• _Things to do_
a – Decide whether each statement below agrees with the excerpt on NFC and the iPhone 5, answering yes or no and quoting the deciding words of the excerpt: (i) Nace credits Google Wallet, Visa, Isis and other NFC payment platforms with putting digital wallet technology on the map; (ii) Laura Chambers is identified as a senior director of Google Wallet; (iii) Nace writes that average smartphone users are well aware of NFC.
b – Resume the excerpt on NFC and the iPhone 5, picking up after its final sentence.

• _Selected extract_
Near Field Communications (NFC) on iPhone 5 is doomed by stupid people
Michael Nace, at iPhone5NewBlog, believes that Google Wallet and Visa and Isis and other "NFC payment platforms" have "put digital wallet technology on the map."
"But a lack of consumer knowledge and interest in paying for goods with their smartphone may mean no NFC on the 2012 iPhone 5," he writes.
If only smart people could make the important decisions. "[W]hile avid smartphone enthusiasts are well aware of NFC, average smartphone users are either wary or unaware of the digital wallet concept," Nace writes.
Nace has mastered use of the passive tense to make rumors and speculation seem unimpeachable. "With the advent of Google Wallet, it was assumed that Apple would answer in turn with its own proprietary digital wallet," he writes. And why not, indeed?
"Yet, by the end of the WWDC [Apple's Worldwide Developers Conference in June], the unveiling of iOS 5 and iCloud seemed to have pushed away the strong call from iPhone users for NFC."
A strong call from iPhone users. Yes. We can. Hope and Change. The Hallelujah NFC Chorus sung by the Mormon Tabernacle Choir. To which Apple, incomprehensibly, turned a deaf ear.
Maybe they were listening instead to folks like Laura Chambers, senior director of PayPal Mobile, whom Nace quotes in the story. She "warned during a panel discussion at GigaOM's Mobilize 2011 conference last week that merchants have already been burned by the experience of paying for terminals to support NFC chips on credit cards, and only a miniscule portion of the population is actually using them nationwide."

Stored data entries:
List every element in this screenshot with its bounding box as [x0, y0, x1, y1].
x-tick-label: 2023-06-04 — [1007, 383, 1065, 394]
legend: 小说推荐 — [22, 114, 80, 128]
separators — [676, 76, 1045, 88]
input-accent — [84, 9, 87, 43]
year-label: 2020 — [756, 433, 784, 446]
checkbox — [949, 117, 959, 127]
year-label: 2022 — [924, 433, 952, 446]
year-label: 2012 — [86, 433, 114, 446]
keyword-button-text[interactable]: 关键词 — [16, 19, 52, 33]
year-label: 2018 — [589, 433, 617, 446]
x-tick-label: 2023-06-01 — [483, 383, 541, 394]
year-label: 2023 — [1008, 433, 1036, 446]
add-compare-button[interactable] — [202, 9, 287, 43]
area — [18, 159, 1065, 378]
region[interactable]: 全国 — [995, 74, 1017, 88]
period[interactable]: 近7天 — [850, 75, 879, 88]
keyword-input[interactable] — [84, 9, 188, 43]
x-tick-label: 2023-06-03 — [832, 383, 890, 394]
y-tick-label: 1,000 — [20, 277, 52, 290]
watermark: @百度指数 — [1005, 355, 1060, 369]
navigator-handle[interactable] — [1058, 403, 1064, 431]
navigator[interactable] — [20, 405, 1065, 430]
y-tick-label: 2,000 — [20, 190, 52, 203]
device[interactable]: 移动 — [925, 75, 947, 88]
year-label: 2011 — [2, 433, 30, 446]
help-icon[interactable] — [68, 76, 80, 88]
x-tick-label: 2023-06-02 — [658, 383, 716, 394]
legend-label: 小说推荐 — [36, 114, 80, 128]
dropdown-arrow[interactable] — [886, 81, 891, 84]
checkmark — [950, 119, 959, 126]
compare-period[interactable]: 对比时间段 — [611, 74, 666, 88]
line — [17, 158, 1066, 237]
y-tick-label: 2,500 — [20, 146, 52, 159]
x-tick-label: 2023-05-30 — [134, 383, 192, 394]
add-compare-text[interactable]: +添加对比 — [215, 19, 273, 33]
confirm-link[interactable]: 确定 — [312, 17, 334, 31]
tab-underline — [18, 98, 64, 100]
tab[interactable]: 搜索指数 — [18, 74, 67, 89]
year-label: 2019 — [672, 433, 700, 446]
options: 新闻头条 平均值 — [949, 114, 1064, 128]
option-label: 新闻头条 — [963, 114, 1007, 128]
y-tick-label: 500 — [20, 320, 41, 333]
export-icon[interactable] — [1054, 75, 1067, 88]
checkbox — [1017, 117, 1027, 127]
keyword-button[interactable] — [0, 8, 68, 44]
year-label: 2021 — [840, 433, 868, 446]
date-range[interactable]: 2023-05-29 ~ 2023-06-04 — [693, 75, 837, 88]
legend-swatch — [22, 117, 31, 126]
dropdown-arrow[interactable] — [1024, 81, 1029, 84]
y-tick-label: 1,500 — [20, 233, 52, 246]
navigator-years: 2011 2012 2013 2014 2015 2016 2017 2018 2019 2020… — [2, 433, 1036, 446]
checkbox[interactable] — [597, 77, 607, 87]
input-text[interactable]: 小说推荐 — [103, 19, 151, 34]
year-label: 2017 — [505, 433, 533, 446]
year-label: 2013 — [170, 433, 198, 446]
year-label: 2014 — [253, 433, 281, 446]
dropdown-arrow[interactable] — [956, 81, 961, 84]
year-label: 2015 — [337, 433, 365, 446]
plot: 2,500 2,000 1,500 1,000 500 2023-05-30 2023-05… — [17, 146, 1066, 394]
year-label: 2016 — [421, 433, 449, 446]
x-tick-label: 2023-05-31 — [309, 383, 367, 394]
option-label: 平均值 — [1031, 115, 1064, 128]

• _Outputs by task_
a –
(i) Yes: "put digital wallet technology on the map."
(ii) No: "senior director of PayPal Mobile"
(iii) No: "average smartphone users are either wary or unaware of the digital wallet concept"

b –
"It has to be assumed that Cupertino has kept an eye on these developments and, as a result, may see NFC adoption as a minefield," Nace concluded.
That's what we assume.
iPhone 5: a cult classic because it was Steve Jobs' baby. And completely redesigned.
Here's the reason why iPhone 4S is so lame: Steve Jobs wasn't interested in it. He knew he was dying so he focused on the…iPhone 5. Which is going to be a complete redesign, and awesome and "will establish the high water mark for iPhone [sales] volumes."
That's the conclusion by Brooke Crothers, at CNET, quoting from a rumor note….sorry: a "research note" by one Ashok Kumar, an analyst at Rodman & Renshaw, and citing information from another source "who claims to have knowledge of the redesign."
Kumar says the Next iPhone "was the last project that Steve Jobs was intimately involved with from concept to final design." Which makes it special. So it will become a "cult classic," he says. Crothers' source says the Next iPhone "is a very large project that Steve dedicated all of his time to. He was not that involved in the 4S because his time was limited."
"So, it's probably not unreasonable to expect the iPhone 5 to be a 'complete redesign,' as the source said--meaning both externally and internally, though probably less so internally when compared with pronounced user-facing changes like the display size," Crothers concludes.
So, it's likely probably not unreasonable to not disbelieve someone who claims to know (after all why would he lie?) that the outside will be completely redesigned though the inside will be probably perhaps incompletely redesigned.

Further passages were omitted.